(Stored items)
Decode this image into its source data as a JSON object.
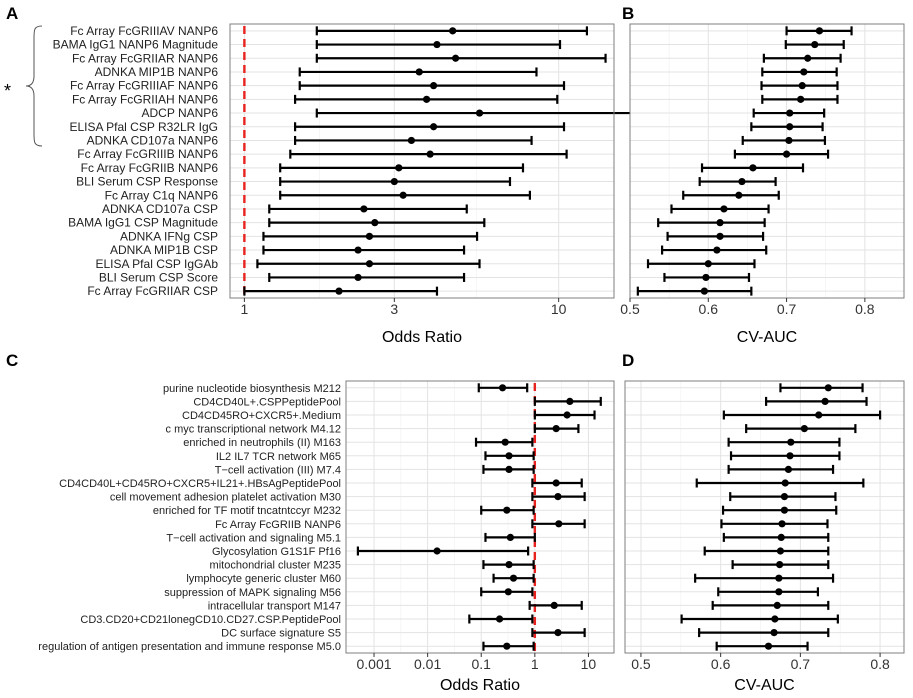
{
  "figure": {
    "panel_letters": [
      "A",
      "B",
      "C",
      "D"
    ],
    "group_marker": "*"
  },
  "chart_data": [
    {
      "panel": "A",
      "type": "forest",
      "xlabel": "Odds Ratio",
      "x_scale": "log10",
      "xlim": [
        0.9,
        15
      ],
      "xticks": [
        1,
        3,
        10
      ],
      "xtick_labels": [
        "1",
        "3",
        "10"
      ],
      "reference_line": 1,
      "bracket_rows": 9,
      "rows": [
        {
          "label": "Fc Array FcGRIIIAV NANP6",
          "est": 4.6,
          "lo": 1.7,
          "hi": 12.3
        },
        {
          "label": "BAMA IgG1 NANP6 Magnitude",
          "est": 4.1,
          "lo": 1.7,
          "hi": 10.1
        },
        {
          "label": "Fc Array FcGRIIAR NANP6",
          "est": 4.7,
          "lo": 1.7,
          "hi": 14.1
        },
        {
          "label": "ADNKA MIP1B NANP6",
          "est": 3.6,
          "lo": 1.5,
          "hi": 8.5
        },
        {
          "label": "Fc Array FcGRIIIAF NANP6",
          "est": 4.0,
          "lo": 1.5,
          "hi": 10.4
        },
        {
          "label": "Fc Array FcGRIIAH NANP6",
          "est": 3.8,
          "lo": 1.45,
          "hi": 9.9
        },
        {
          "label": "ADCP NANP6",
          "est": 5.6,
          "lo": 1.7,
          "hi": 17.8
        },
        {
          "label": "ELISA Pfal CSP R32LR IgG",
          "est": 4.0,
          "lo": 1.45,
          "hi": 10.4
        },
        {
          "label": "ADNKA CD107a NANP6",
          "est": 3.4,
          "lo": 1.45,
          "hi": 8.2
        },
        {
          "label": "Fc Array FcGRIIIB NANP6",
          "est": 3.9,
          "lo": 1.4,
          "hi": 10.6
        },
        {
          "label": "Fc Array FcGRIIB NANP6",
          "est": 3.1,
          "lo": 1.3,
          "hi": 7.7
        },
        {
          "label": "BLI Serum CSP Response",
          "est": 3.0,
          "lo": 1.3,
          "hi": 7.0
        },
        {
          "label": "Fc Array C1q NANP6",
          "est": 3.2,
          "lo": 1.3,
          "hi": 8.1
        },
        {
          "label": "ADNKA CD107a CSP",
          "est": 2.4,
          "lo": 1.2,
          "hi": 5.1
        },
        {
          "label": "BAMA IgG1 CSP Magnitude",
          "est": 2.6,
          "lo": 1.2,
          "hi": 5.8
        },
        {
          "label": "ADNKA IFNg CSP",
          "est": 2.5,
          "lo": 1.15,
          "hi": 5.5
        },
        {
          "label": "ADNKA MIP1B CSP",
          "est": 2.3,
          "lo": 1.15,
          "hi": 5.0
        },
        {
          "label": "ELISA Pfal CSP IgGAb",
          "est": 2.5,
          "lo": 1.1,
          "hi": 5.6
        },
        {
          "label": "BLI Serum CSP Score",
          "est": 2.3,
          "lo": 1.2,
          "hi": 5.0
        },
        {
          "label": "Fc Array FcGRIIAR CSP",
          "est": 2.0,
          "lo": 1.0,
          "hi": 4.1
        }
      ]
    },
    {
      "panel": "B",
      "type": "forest",
      "xlabel": "CV-AUC",
      "x_scale": "linear",
      "xlim": [
        0.5,
        0.85
      ],
      "xticks": [
        0.5,
        0.6,
        0.7,
        0.8
      ],
      "xtick_labels": [
        "0.5",
        "0.6",
        "0.7",
        "0.8"
      ],
      "rows": [
        {
          "est": 0.742,
          "lo": 0.7,
          "hi": 0.783
        },
        {
          "est": 0.736,
          "lo": 0.699,
          "hi": 0.773
        },
        {
          "est": 0.727,
          "lo": 0.671,
          "hi": 0.769
        },
        {
          "est": 0.722,
          "lo": 0.669,
          "hi": 0.764
        },
        {
          "est": 0.72,
          "lo": 0.668,
          "hi": 0.765
        },
        {
          "est": 0.718,
          "lo": 0.669,
          "hi": 0.765
        },
        {
          "est": 0.704,
          "lo": 0.658,
          "hi": 0.748
        },
        {
          "est": 0.704,
          "lo": 0.655,
          "hi": 0.746
        },
        {
          "est": 0.703,
          "lo": 0.644,
          "hi": 0.749
        },
        {
          "est": 0.7,
          "lo": 0.634,
          "hi": 0.753
        },
        {
          "est": 0.657,
          "lo": 0.592,
          "hi": 0.721
        },
        {
          "est": 0.643,
          "lo": 0.589,
          "hi": 0.686
        },
        {
          "est": 0.639,
          "lo": 0.568,
          "hi": 0.69
        },
        {
          "est": 0.62,
          "lo": 0.553,
          "hi": 0.677
        },
        {
          "est": 0.615,
          "lo": 0.536,
          "hi": 0.672
        },
        {
          "est": 0.615,
          "lo": 0.548,
          "hi": 0.67
        },
        {
          "est": 0.611,
          "lo": 0.541,
          "hi": 0.674
        },
        {
          "est": 0.6,
          "lo": 0.523,
          "hi": 0.659
        },
        {
          "est": 0.597,
          "lo": 0.544,
          "hi": 0.652
        },
        {
          "est": 0.595,
          "lo": 0.51,
          "hi": 0.655
        }
      ]
    },
    {
      "panel": "C",
      "type": "forest",
      "xlabel": "Odds Ratio",
      "x_scale": "log10",
      "xlim": [
        0.0003,
        30
      ],
      "xticks": [
        0.001,
        0.01,
        0.1,
        1,
        10
      ],
      "xtick_labels": [
        "0.001",
        "0.01",
        "0.1",
        "1",
        "10"
      ],
      "reference_line": 1,
      "rows": [
        {
          "label": "purine nucleotide biosynthesis M212",
          "est": 0.25,
          "lo": 0.09,
          "hi": 0.72
        },
        {
          "label": "CD4CD40L+.CSPPeptidePool",
          "est": 4.5,
          "lo": 1.0,
          "hi": 17.0
        },
        {
          "label": "CD4CD45RO+CXCR5+.Medium",
          "est": 4.0,
          "lo": 1.0,
          "hi": 13.0
        },
        {
          "label": "c myc transcriptional network M4.12",
          "est": 2.5,
          "lo": 1.0,
          "hi": 6.5
        },
        {
          "label": "enriched in neutrophils (II) M163",
          "est": 0.28,
          "lo": 0.08,
          "hi": 0.9
        },
        {
          "label": "IL2 IL7 TCR network M65",
          "est": 0.33,
          "lo": 0.12,
          "hi": 0.95
        },
        {
          "label": "T−cell activation (III) M7.4",
          "est": 0.33,
          "lo": 0.11,
          "hi": 0.95
        },
        {
          "label": "CD4CD40L+CD45RO+CXCR5+IL21+.HBsAgPeptidePool",
          "est": 2.5,
          "lo": 0.9,
          "hi": 7.5
        },
        {
          "label": "cell movement adhesion platelet activation M30",
          "est": 2.7,
          "lo": 0.9,
          "hi": 8.5
        },
        {
          "label": "enriched for TF motif tncatntccyr M232",
          "est": 0.3,
          "lo": 0.1,
          "hi": 0.95
        },
        {
          "label": "Fc Array FcGRIIB NANP6",
          "est": 2.8,
          "lo": 0.9,
          "hi": 8.5
        },
        {
          "label": "T−cell activation and signaling M5.1",
          "est": 0.35,
          "lo": 0.12,
          "hi": 1.0
        },
        {
          "label": "Glycosylation G1S1F Pf16",
          "est": 0.015,
          "lo": 0.0005,
          "hi": 0.75
        },
        {
          "label": "mitochondrial cluster M235",
          "est": 0.33,
          "lo": 0.11,
          "hi": 0.95
        },
        {
          "label": "lymphocyte generic cluster M60",
          "est": 0.4,
          "lo": 0.17,
          "hi": 0.95
        },
        {
          "label": "suppression of MAPK signaling M56",
          "est": 0.32,
          "lo": 0.1,
          "hi": 0.9
        },
        {
          "label": "intracellular transport M147",
          "est": 2.3,
          "lo": 0.8,
          "hi": 7.5
        },
        {
          "label": "CD3.CD20+CD21lonegCD10.CD27.CSP.PeptidePool",
          "est": 0.22,
          "lo": 0.06,
          "hi": 0.9
        },
        {
          "label": "DC surface signature S5",
          "est": 2.7,
          "lo": 0.9,
          "hi": 8.5
        },
        {
          "label": "regulation of antigen presentation and immune response M5.0",
          "est": 0.3,
          "lo": 0.11,
          "hi": 0.95
        }
      ]
    },
    {
      "panel": "D",
      "type": "forest",
      "xlabel": "CV-AUC",
      "x_scale": "linear",
      "xlim": [
        0.48,
        0.83
      ],
      "xticks": [
        0.5,
        0.6,
        0.7,
        0.8
      ],
      "xtick_labels": [
        "0.5",
        "0.6",
        "0.7",
        "0.8"
      ],
      "rows": [
        {
          "est": 0.735,
          "lo": 0.675,
          "hi": 0.778
        },
        {
          "est": 0.731,
          "lo": 0.657,
          "hi": 0.783
        },
        {
          "est": 0.723,
          "lo": 0.604,
          "hi": 0.8
        },
        {
          "est": 0.705,
          "lo": 0.632,
          "hi": 0.769
        },
        {
          "est": 0.688,
          "lo": 0.61,
          "hi": 0.749
        },
        {
          "est": 0.687,
          "lo": 0.613,
          "hi": 0.749
        },
        {
          "est": 0.685,
          "lo": 0.61,
          "hi": 0.741
        },
        {
          "est": 0.681,
          "lo": 0.57,
          "hi": 0.779
        },
        {
          "est": 0.68,
          "lo": 0.612,
          "hi": 0.744
        },
        {
          "est": 0.68,
          "lo": 0.603,
          "hi": 0.745
        },
        {
          "est": 0.677,
          "lo": 0.601,
          "hi": 0.734
        },
        {
          "est": 0.676,
          "lo": 0.604,
          "hi": 0.735
        },
        {
          "est": 0.675,
          "lo": 0.58,
          "hi": 0.735
        },
        {
          "est": 0.674,
          "lo": 0.615,
          "hi": 0.735
        },
        {
          "est": 0.673,
          "lo": 0.568,
          "hi": 0.741
        },
        {
          "est": 0.673,
          "lo": 0.597,
          "hi": 0.722
        },
        {
          "est": 0.671,
          "lo": 0.59,
          "hi": 0.735
        },
        {
          "est": 0.668,
          "lo": 0.551,
          "hi": 0.747
        },
        {
          "est": 0.667,
          "lo": 0.573,
          "hi": 0.735
        },
        {
          "est": 0.66,
          "lo": 0.595,
          "hi": 0.709
        }
      ]
    }
  ]
}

» Problem details:
Scan the entries for the word "FcGRIIAR". Report each line that has it.

» Written reply:
          "label": "Fc Array FcGRIIAR NANP6",
          "label": "Fc Array FcGRIIAR CSP",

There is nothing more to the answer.